* Start Supplied material *

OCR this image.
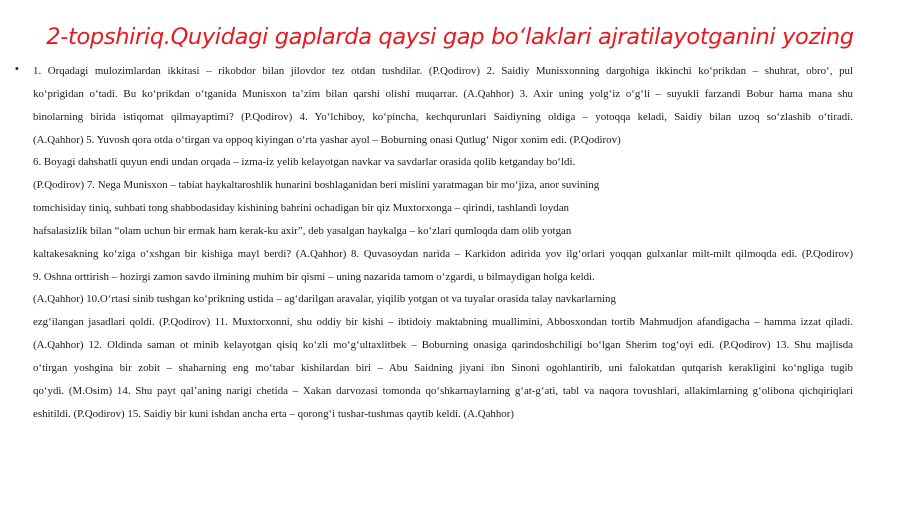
2-topshiriq.Quyidagi gaplarda qaysi gap bo‘laklari ajratilayotganini yozing
• 1. Orqadagi mulozimlardan ikkitasi – rikobdor bilan jilovdor tez otdan tushdilar. (P.Qodirov) 2. Saidiy Munisxonning dargohiga ikkinchi ko‘prikdan – shuhrat, obro‘, pul
ko‘prigidan o‘tadi. Bu ko‘prikdan o‘tganida Munisxon ta’zim bilan qarshi olishi muqarrar. (A.Qahhor) 3. Axir uning yolg‘iz o‘g‘li – suyukli farzandi Bobur hama mana shu
binolarning birida istiqomat qilmayaptimi? (P.Qodirov) 4. Yo‘lchiboy, ko‘pincha, kechqurunlari Saidiyning oldiga – yotoqqa keladi, Saidiy bilan uzoq so‘zlashib o‘tiradi.
(A.Qahhor) 5. Yuvosh qora otda o‘tirgan va oppoq kiyingan o‘rta yashar ayol – Boburning onasi Qutlug‘ Nigor xonim edi. (P.Qodirov)
6. Boyagi dahshatli quyun endi undan orqada – izma-iz yelib kelayotgan navkar va savdarlar orasida qolib ketganday bo‘ldi.
(P.Qodirov) 7. Nega Munisxon – tabiat haykaltaroshlik hunarini boshlaganidan beri mislini yaratmagan bir mo‘jiza, anor suvining
tomchisiday tiniq, suhbati tong shabbodasiday kishining bahrini ochadigan bir qiz Muxtorxonga – qirindi, tashlandi loydan
hafsalasizlik bilan “olam uchun bir ermak ham kerak-ku axir”, deb yasalgan haykalga – ko‘zlari qumloqda dam olib yotgan
kaltakesakning ko‘ziga o‘xshgan bir kishiga mayl berdi? (A.Qahhor) 8. Quvasoydan narida – Karkidon adirida yov ilg‘orlari yoqqan gulxanlar milt-milt qilmoqda edi. (P.Qodirov)
9. Oshna orttirish – hozirgi zamon savdo ilmining muhim bir qismi – uning nazarida tamom o‘zgardi, u bilmaydigan holga keldi.
(A.Qahhor) 10.O‘rtasi sinib tushgan ko‘prikning ustida – ag‘darilgan aravalar, yiqilib yotgan ot va tuyalar orasida talay navkarlarning
ezg‘ilangan jasadlari qoldi. (P.Qodirov) 11. Muxtorxonni, shu oddiy bir kishi – ibtidoiy maktabning muallimini, Abbosxondan tortib Mahmudjon afandigacha – hamma izzat qiladi.
(A.Qahhor) 12. Oldinda saman ot minib kelayotgan qisiq ko‘zli mo‘g‘ultaxlitbek – Boburning onasiga qarindoshchiligi bo‘lgan Sherim tog‘oyi edi. (P.Qodirov) 13. Shu majlisda
o‘tirgan yoshgina bir zobit – shaharning eng mo‘tabar kishilardan biri – Abu Saidning jiyani ibn Sinoni ogohlantirib, uni falokatdan qutqarish kerakligini ko‘ngliga tugib
qo‘ydi. (M.Osim) 14. Shu payt qal’aning narigi chetida – Xakan darvozasi tomonda qo‘shkarnaylarning g‘at-g‘ati, tabl va naqora tovushlari, allakimlarning g‘olibona qichqiriqlari
eshitildi. (P.Qodirov) 15. Saidiy bir kuni ishdan ancha erta – qorong‘i tushar-tushmas qaytib keldi. (A.Qahhor)
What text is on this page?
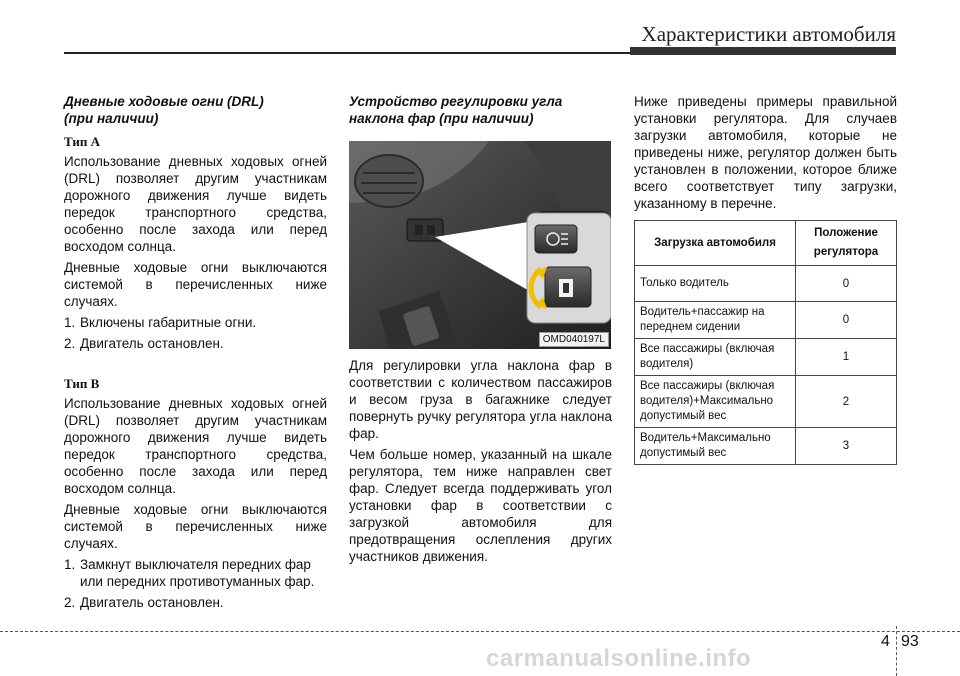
Характеристики автомобиля
Дневные ходовые огни (DRL)
(при наличии)
Тип A

Использование дневных ходовых огней (DRL) позволяет другим участникам дорожного движения лучше видеть передок транспортного средства, особенно после захода или перед восходом солнца.

Дневные ходовые огни выключаются системой в перечисленных ниже случаях.

1. Включены габаритные огни.
2. Двигатель остановлен.
Тип B

Использование дневных ходовых огней (DRL) позволяет другим участникам дорожного движения лучше видеть передок транспортного средства, особенно после захода или перед восходом солнца.

Дневные ходовые огни выключаются системой в перечисленных ниже случаях.

1. Замкнут выключателя передних фар или передних противотуманных фар.
2. Двигатель остановлен.
Устройство регулировки угла
наклона фар (при наличии)
OMD040197L

Для регулировки угла наклона фар в соответствии с количеством пассажиров и весом груза в багажнике следует повернуть ручку регулятора угла наклона фар.

Чем больше номер, указанный на шкале регулятора, тем ниже направлен свет фар. Следует всегда поддерживать угол установки фар в соответствии с загрузкой автомобиля для предотвращения ослепления других участников движения.

Ниже приведены примеры правильной установки регулятора. Для случаев загрузки автомобиля, которые не приведены ниже, регулятор должен быть установлен в положении, которое ближе всего соответствует типу загрузки, указанному в перечне.

Загрузка автомобиля	Положение регулятора
Только водитель	0
Водитель+пассажир на переднем сидении	0
Все пассажиры (включая водителя)	1
Все пассажиры (включая водителя)+Максимально допустимый вес	2
Водитель+Максимально допустимый вес	3
4 93
carmanualsonline.info
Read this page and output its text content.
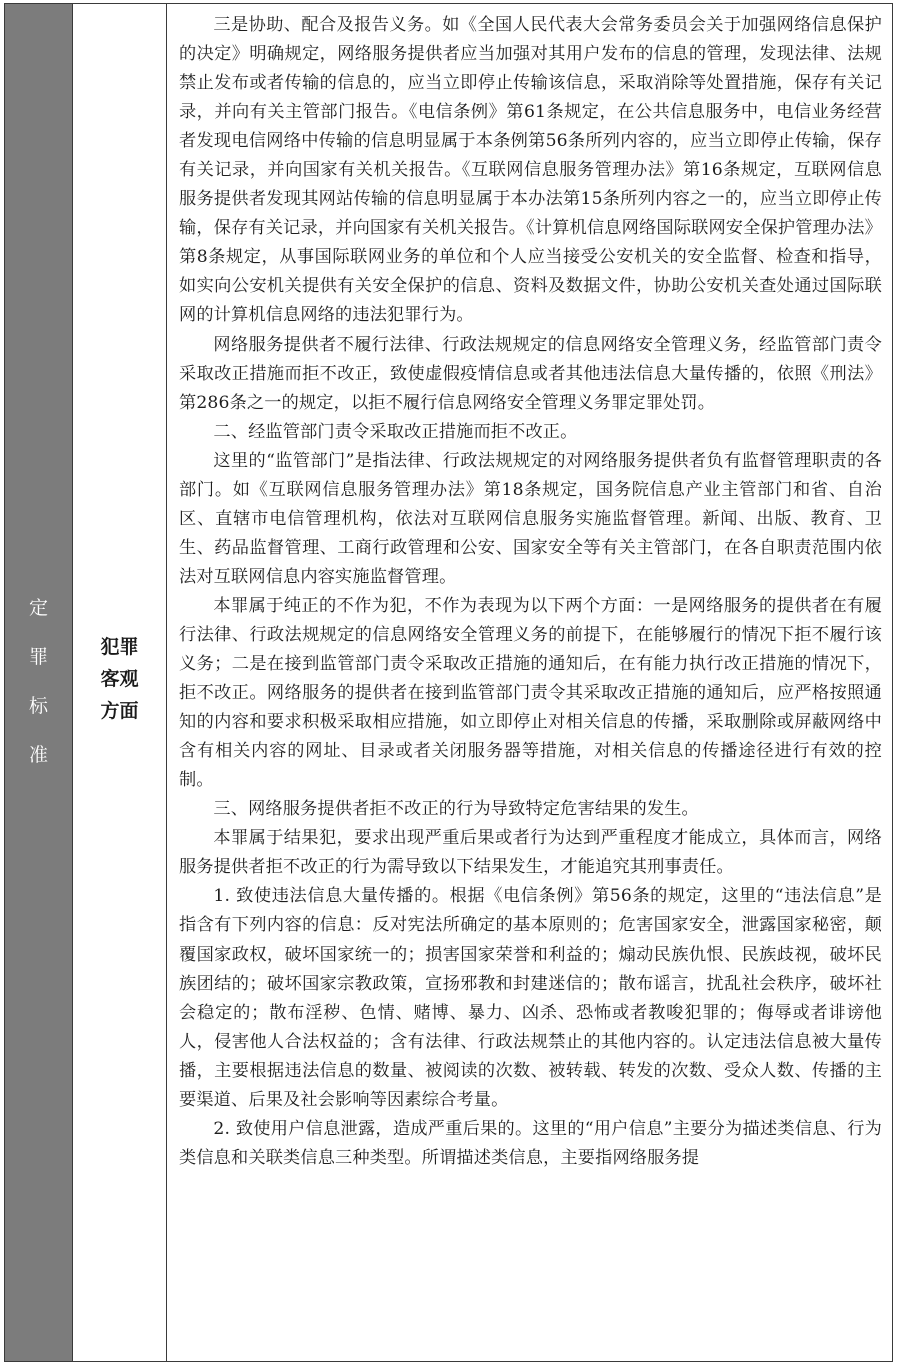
定
罪
标
准
犯罪
客观
方面

三是协助、配合及报告义务。如《全国人民代表大会常务委员会关于加强网络信息保护的决定》明确规定，网络服务提供者应当加强对其用户发布的信息的管理，发现法律、法规禁止发布或者传输的信息的，应当立即停止传输该信息，采取消除等处置措施，保存有关记录，并向有关主管部门报告。《电信条例》第61条规定，在公共信息服务中，电信业务经营者发现电信网络中传输的信息明显属于本条例第56条所列内容的，应当立即停止传输，保存有关记录，并向国家有关机关报告。《互联网信息服务管理办法》第16条规定，互联网信息服务提供者发现其网站传输的信息明显属于本办法第15条所列内容之一的，应当立即停止传输，保存有关记录，并向国家有关机关报告。《计算机信息网络国际联网安全保护管理办法》第8条规定，从事国际联网业务的单位和个人应当接受公安机关的安全监督、检查和指导，如实向公安机关提供有关安全保护的信息、资料及数据文件，协助公安机关查处通过国际联网的计算机信息网络的违法犯罪行为。

网络服务提供者不履行法律、行政法规规定的信息网络安全管理义务，经监管部门责令采取改正措施而拒不改正，致使虚假疫情信息或者其他违法信息大量传播的，依照《刑法》第286条之一的规定，以拒不履行信息网络安全管理义务罪定罪处罚。

二、经监管部门责令采取改正措施而拒不改正。

这里的“监管部门”是指法律、行政法规规定的对网络服务提供者负有监督管理职责的各部门。如《互联网信息服务管理办法》第18条规定，国务院信息产业主管部门和省、自治区、直辖市电信管理机构，依法对互联网信息服务实施监督管理。新闻、出版、教育、卫生、药品监督管理、工商行政管理和公安、国家安全等有关主管部门，在各自职责范围内依法对互联网信息内容实施监督管理。

本罪属于纯正的不作为犯，不作为表现为以下两个方面：一是网络服务的提供者在有履行法律、行政法规规定的信息网络安全管理义务的前提下，在能够履行的情况下拒不履行该义务；二是在接到监管部门责令采取改正措施的通知后，在有能力执行改正措施的情况下，拒不改正。网络服务的提供者在接到监管部门责令其采取改正措施的通知后，应严格按照通知的内容和要求积极采取相应措施，如立即停止对相关信息的传播，采取删除或屏蔽网络中含有相关内容的网址、目录或者关闭服务器等措施，对相关信息的传播途径进行有效的控制。

三、网络服务提供者拒不改正的行为导致特定危害结果的发生。

本罪属于结果犯，要求出现严重后果或者行为达到严重程度才能成立，具体而言，网络服务提供者拒不改正的行为需导致以下结果发生，才能追究其刑事责任。

1. 致使违法信息大量传播的。根据《电信条例》第56条的规定，这里的“违法信息”是指含有下列内容的信息：反对宪法所确定的基本原则的；危害国家安全，泄露国家秘密，颠覆国家政权，破坏国家统一的；损害国家荣誉和利益的；煽动民族仇恨、民族歧视，破坏民族团结的；破坏国家宗教政策，宣扬邪教和封建迷信的；散布谣言，扰乱社会秩序，破坏社会稳定的；散布淫秽、色情、赌博、暴力、凶杀、恐怖或者教唆犯罪的；侮辱或者诽谤他人，侵害他人合法权益的；含有法律、行政法规禁止的其他内容的。认定违法信息被大量传播，主要根据违法信息的数量、被阅读的次数、被转载、转发的次数、受众人数、传播的主要渠道、后果及社会影响等因素综合考量。

2. 致使用户信息泄露，造成严重后果的。这里的“用户信息”主要分为描述类信息、行为类信息和关联类信息三种类型。所谓描述类信息，主要指网络服务提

* End Supplied material *

Do this: Tally the lines in the entries above that hold the word "регулировки". Reply with nothing but that count.

Output: 2